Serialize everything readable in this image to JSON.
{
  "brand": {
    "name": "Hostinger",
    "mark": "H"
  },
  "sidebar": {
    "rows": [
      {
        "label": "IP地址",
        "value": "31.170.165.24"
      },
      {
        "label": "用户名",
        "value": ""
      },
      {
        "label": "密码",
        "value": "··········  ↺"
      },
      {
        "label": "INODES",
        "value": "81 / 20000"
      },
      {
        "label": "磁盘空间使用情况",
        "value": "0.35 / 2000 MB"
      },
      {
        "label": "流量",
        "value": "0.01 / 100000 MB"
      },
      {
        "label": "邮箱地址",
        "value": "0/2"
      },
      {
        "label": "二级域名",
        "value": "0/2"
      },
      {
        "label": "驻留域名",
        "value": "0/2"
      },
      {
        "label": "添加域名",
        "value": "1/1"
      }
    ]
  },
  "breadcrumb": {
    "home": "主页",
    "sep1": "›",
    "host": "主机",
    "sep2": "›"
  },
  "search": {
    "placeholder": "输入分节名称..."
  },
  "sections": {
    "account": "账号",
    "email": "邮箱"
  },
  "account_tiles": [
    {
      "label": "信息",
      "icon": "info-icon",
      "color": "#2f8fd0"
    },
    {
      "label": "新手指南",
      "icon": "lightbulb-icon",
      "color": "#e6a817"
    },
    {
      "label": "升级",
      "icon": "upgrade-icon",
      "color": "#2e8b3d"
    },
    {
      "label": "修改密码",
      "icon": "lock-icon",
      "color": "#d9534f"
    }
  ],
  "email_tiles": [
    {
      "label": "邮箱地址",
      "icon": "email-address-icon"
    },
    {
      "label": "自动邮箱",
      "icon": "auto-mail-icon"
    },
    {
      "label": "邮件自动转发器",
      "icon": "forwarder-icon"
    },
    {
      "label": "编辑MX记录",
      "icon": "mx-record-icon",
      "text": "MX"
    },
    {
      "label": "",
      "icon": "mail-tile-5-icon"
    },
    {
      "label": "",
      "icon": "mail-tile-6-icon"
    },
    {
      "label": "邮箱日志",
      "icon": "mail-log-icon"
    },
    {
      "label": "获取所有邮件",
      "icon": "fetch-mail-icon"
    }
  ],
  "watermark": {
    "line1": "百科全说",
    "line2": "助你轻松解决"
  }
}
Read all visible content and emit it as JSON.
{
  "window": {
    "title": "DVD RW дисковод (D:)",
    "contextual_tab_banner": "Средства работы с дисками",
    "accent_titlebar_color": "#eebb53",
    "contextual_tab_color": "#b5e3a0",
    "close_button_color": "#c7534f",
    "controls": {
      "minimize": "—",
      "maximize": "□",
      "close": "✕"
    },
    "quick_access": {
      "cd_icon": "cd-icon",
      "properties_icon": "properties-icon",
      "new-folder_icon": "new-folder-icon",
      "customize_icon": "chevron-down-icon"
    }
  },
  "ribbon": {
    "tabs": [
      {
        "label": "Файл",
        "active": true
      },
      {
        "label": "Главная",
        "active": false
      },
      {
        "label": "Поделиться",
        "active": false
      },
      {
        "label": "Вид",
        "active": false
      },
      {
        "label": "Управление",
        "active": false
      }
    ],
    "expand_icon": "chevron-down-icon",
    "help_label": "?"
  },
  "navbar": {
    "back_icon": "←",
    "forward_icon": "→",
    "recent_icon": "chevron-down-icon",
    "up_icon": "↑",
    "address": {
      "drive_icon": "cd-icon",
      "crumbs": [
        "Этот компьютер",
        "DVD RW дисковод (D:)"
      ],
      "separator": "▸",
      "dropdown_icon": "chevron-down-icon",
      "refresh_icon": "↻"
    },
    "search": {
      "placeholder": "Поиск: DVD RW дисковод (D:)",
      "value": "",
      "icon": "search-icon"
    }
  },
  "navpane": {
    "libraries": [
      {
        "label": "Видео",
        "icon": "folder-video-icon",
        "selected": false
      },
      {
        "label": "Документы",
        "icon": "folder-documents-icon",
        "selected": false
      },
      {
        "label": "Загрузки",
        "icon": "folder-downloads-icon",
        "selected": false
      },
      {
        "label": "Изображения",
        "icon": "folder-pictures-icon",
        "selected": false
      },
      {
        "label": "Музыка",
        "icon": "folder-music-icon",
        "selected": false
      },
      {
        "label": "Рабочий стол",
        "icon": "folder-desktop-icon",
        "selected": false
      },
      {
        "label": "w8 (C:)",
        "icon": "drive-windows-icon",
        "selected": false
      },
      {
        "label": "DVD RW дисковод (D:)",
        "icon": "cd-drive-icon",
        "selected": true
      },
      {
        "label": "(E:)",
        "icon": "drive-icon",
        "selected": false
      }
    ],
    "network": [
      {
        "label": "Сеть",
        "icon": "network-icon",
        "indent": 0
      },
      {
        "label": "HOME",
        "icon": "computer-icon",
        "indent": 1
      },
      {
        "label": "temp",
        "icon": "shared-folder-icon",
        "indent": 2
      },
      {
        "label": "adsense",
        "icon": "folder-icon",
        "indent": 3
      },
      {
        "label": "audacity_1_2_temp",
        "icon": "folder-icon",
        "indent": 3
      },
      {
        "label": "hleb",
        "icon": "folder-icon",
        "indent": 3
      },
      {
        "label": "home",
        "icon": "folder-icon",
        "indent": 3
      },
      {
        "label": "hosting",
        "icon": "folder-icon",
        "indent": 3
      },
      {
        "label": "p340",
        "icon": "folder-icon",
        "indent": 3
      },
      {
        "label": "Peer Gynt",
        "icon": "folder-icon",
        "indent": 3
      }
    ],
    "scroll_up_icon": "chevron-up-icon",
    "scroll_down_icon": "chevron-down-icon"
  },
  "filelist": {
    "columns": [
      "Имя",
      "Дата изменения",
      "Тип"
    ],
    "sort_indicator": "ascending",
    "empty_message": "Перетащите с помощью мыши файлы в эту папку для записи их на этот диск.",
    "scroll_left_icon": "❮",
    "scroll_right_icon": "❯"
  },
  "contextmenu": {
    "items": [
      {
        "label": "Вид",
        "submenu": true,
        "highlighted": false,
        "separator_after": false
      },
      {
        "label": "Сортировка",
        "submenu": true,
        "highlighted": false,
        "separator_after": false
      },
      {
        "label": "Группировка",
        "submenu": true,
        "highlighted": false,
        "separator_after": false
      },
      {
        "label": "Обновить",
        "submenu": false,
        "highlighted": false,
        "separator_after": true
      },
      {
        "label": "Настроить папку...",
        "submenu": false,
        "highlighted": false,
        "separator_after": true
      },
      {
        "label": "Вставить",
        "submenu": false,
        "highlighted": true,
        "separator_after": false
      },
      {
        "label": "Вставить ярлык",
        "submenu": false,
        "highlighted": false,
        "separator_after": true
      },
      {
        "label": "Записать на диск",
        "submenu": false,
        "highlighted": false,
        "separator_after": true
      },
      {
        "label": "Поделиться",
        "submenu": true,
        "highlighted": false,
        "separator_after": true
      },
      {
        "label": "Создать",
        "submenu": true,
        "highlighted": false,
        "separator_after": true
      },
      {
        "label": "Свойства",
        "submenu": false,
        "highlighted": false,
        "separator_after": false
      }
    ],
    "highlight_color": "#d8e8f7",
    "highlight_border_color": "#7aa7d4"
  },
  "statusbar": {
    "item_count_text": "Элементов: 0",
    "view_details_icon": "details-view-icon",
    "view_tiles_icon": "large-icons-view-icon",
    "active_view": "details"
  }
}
□ □ □ □ □
● **Task goal**: Reply with the number of lines in the data that include the string "placeholder" and nothing else.

● **Task output**: 2